◆ SET EXERCISE ◆
In full and without alteration, give the listing again.

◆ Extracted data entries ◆
_ _ _ _
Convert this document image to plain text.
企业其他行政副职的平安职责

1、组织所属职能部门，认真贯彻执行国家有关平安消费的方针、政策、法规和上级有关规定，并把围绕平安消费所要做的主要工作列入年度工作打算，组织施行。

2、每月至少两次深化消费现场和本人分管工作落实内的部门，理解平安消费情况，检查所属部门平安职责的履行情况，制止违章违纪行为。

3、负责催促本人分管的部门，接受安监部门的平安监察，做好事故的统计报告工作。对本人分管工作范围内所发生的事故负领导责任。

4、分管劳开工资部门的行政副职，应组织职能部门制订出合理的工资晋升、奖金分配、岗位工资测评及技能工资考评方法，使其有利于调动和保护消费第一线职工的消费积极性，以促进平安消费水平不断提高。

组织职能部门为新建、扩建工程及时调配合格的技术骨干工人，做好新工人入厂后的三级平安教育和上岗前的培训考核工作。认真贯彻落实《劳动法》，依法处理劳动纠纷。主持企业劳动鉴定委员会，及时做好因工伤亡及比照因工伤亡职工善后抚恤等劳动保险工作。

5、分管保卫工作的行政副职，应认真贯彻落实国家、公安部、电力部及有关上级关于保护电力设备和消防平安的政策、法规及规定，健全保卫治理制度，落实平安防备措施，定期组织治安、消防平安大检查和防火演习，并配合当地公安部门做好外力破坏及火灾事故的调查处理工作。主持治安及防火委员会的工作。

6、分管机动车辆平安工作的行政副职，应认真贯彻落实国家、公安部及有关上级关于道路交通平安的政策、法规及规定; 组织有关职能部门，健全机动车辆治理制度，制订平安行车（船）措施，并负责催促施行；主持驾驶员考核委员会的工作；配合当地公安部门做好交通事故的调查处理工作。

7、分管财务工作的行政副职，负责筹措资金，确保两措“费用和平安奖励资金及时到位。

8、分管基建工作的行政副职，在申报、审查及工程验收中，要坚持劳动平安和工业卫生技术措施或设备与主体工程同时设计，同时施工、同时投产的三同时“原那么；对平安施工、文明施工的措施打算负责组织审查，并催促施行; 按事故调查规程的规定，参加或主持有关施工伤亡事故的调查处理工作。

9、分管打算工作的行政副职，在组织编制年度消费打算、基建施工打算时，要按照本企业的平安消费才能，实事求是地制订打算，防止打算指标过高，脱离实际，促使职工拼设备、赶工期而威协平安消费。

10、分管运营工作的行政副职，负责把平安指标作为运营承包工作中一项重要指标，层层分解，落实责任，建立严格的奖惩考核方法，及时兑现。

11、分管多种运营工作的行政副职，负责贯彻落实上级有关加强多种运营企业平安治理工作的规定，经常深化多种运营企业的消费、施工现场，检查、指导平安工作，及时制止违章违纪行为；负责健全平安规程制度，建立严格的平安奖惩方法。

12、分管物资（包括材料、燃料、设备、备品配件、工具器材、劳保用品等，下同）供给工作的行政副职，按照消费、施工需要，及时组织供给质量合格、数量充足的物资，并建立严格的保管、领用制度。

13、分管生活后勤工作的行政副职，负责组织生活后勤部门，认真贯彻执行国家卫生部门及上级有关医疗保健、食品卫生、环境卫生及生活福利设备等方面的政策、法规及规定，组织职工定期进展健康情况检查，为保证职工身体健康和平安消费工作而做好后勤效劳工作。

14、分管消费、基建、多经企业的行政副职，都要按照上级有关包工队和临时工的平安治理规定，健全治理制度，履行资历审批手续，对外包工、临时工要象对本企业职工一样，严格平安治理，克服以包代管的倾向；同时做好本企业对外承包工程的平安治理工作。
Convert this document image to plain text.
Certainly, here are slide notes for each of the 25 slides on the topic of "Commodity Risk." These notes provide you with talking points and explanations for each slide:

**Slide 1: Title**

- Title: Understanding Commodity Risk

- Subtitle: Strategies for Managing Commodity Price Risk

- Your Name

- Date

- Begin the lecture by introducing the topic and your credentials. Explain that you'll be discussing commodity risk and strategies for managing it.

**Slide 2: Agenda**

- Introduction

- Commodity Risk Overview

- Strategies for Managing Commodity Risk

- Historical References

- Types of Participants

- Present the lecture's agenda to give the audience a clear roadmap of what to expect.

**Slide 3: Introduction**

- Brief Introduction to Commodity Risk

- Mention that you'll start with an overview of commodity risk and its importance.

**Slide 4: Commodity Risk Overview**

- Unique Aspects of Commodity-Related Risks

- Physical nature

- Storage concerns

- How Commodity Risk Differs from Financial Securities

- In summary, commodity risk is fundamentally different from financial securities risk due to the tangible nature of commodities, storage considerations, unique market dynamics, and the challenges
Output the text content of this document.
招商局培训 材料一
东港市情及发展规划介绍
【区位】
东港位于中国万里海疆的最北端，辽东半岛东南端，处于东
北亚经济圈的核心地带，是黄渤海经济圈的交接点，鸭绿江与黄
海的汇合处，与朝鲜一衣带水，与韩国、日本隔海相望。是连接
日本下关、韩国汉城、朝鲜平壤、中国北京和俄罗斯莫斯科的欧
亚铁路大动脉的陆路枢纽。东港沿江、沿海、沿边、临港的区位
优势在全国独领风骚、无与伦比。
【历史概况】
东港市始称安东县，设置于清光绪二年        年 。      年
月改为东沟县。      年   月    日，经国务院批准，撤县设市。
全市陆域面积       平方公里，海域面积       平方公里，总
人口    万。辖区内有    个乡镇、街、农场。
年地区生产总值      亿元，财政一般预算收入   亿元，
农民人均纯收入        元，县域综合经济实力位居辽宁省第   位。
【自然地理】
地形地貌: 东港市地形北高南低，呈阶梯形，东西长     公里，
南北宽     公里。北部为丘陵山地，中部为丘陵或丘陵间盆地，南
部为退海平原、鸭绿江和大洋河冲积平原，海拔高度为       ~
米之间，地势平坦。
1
_ _ _ _
◆ EXPECTED ANSWER ◆
Convert this document image to plain text.
企业其他行政副职的平安职责

1、组织所属职能部门，认真贯彻执行国家有关平安消费的方针、政策、法规和上级有关规定，并把围绕平安消费所要做的主要工作列入年度工作打算，组织施行。

2、每月至少两次深化消费现场和本人分管工作落实内的部门，理解平安消费情况，检查所属部门平安职责的履行情况，制止违章违纪行为。

3、负责催促本人分管的部门，接受安监部门的平安监察，做好事故的统计报告工作。对本人分管工作范围内所发生的事故负领导责任。

4、分管劳开工资部门的行政副职，应组织职能部门制订出合理的工资晋升、奖金分配、岗位工资测评及技能工资考评方法，使其有利于调动和保护消费第一线职工的消费积极性，以促进平安消费水平不断提高。

组织职能部门为新建、扩建工程及时调配合格的技术骨干工人，做好新工人入厂后的三级平安教育和上岗前的培训考核工作。认真贯彻落实《劳动法》，依法处理劳动纠纷。主持企业劳动鉴定委员会，及时做好因工伤亡及比照因工伤亡职工善后抚恤等劳动保险工作。

5、分管保卫工作的行政副职，应认真贯彻落实国家、公安部、电力部及有关上级关于保护电力设备和消防平安的政策、法规及规定，健全保卫治理制度，落实平安防备措施，定期组织治安、消防平安大检查和防火演习，并配合当地公安部门做好外力破坏及火灾事故的调查处理工作。主持治安及防火委员会的工作。

6、分管机动车辆平安工作的行政副职，应认真贯彻落实国家、公安部及有关上级关于道路交通平安的政策、法规及规定; 组织有关职能部门，健全机动车辆治理制度，制订平安行车（船）措施，并负责催促施行；主持驾驶员考核委员会的工作；配合当地公安部门做好交通事故的调查处理工作。

7、分管财务工作的行政副职，负责筹措资金，确保两措“费用和平安奖励资金及时到位。

8、分管基建工作的行政副职，在申报、审查及工程验收中，要坚持劳动平安和工业卫生技术措施或设备与主体工程同时设计，同时施工、同时投产的三同时“原那么；对平安施工、文明施工的措施打算负责组织审查，并催促施行; 按事故调查规程的规定，参加或主持有关施工伤亡事故的调查处理工作。

9、分管打算工作的行政副职，在组织编制年度消费打算、基建施工打算时，要按照本企业的平安消费才能，实事求是地制订打算，防止打算指标过高，脱离实际，促使职工拼设备、赶工期而威协平安消费。

10、分管运营工作的行政副职，负责把平安指标作为运营承包工作中一项重要指标，层层分解，落实责任，建立严格的奖惩考核方法，及时兑现。

11、分管多种运营工作的行政副职，负责贯彻落实上级有关加强多种运营企业平安治理工作的规定，经常深化多种运营企业的消费、施工现场，检查、指导平安工作，及时制止违章违纪行为；负责健全平安规程制度，建立严格的平安奖惩方法。

12、分管物资（包括材料、燃料、设备、备品配件、工具器材、劳保用品等，下同）供给工作的行政副职，按照消费、施工需要，及时组织供给质量合格、数量充足的物资，并建立严格的保管、领用制度。

13、分管生活后勤工作的行政副职，负责组织生活后勤部门，认真贯彻执行国家卫生部门及上级有关医疗保健、食品卫生、环境卫生及生活福利设备等方面的政策、法规及规定，组织职工定期进展健康情况检查，为保证职工身体健康和平安消费工作而做好后勤效劳工作。

14、分管消费、基建、多经企业的行政副职，都要按照上级有关包工队和临时工的平安治理规定，健全治理制度，履行资历审批手续，对外包工、临时工要象对本企业职工一样，严格平安治理，克服以包代管的倾向；同时做好本企业对外承包工程的平安治理工作。
Convert this document image to plain text.
Certainly, here are slide notes for each of the 25 slides on the topic of "Commodity Risk." These notes provide you with talking points and explanations for each slide:

**Slide 1: Title**

- Title: Understanding Commodity Risk

- Subtitle: Strategies for Managing Commodity Price Risk

- Your Name

- Date

- Begin the lecture by introducing the topic and your credentials. Explain that you'll be discussing commodity risk and strategies for managing it.

**Slide 2: Agenda**

- Introduction

- Commodity Risk Overview

- Strategies for Managing Commodity Risk

- Historical References

- Types of Participants

- Present the lecture's agenda to give the audience a clear roadmap of what to expect.

**Slide 3: Introduction**

- Brief Introduction to Commodity Risk

- Mention that you'll start with an overview of commodity risk and its importance.

**Slide 4: Commodity Risk Overview**

- Unique Aspects of Commodity-Related Risks

- Physical nature

- Storage concerns

- How Commodity Risk Differs from Financial Securities

- In summary, commodity risk is fundamentally different from financial securities risk due to the tangible nature of commodities, storage considerations, unique market dynamics, and the challenges
Output the text content of this document.
招商局培训 材料一
东港市情及发展规划介绍
【区位】
东港位于中国万里海疆的最北端，辽东半岛东南端，处于东
北亚经济圈的核心地带，是黄渤海经济圈的交接点，鸭绿江与黄
海的汇合处，与朝鲜一衣带水，与韩国、日本隔海相望。是连接
日本下关、韩国汉城、朝鲜平壤、中国北京和俄罗斯莫斯科的欧
亚铁路大动脉的陆路枢纽。东港沿江、沿海、沿边、临港的区位
优势在全国独领风骚、无与伦比。
【历史概况】
东港市始称安东县，设置于清光绪二年        年 。      年
月改为东沟县。      年   月    日，经国务院批准，撤县设市。
全市陆域面积       平方公里，海域面积       平方公里，总
人口    万。辖区内有    个乡镇、街、农场。
年地区生产总值      亿元，财政一般预算收入   亿元，
农民人均纯收入        元，县域综合经济实力位居辽宁省第   位。
【自然地理】
地形地貌: 东港市地形北高南低，呈阶梯形，东西长     公里，
南北宽     公里。北部为丘陵山地，中部为丘陵或丘陵间盆地，南
部为退海平原、鸭绿江和大洋河冲积平原，海拔高度为       ~
米之间，地势平坦。
1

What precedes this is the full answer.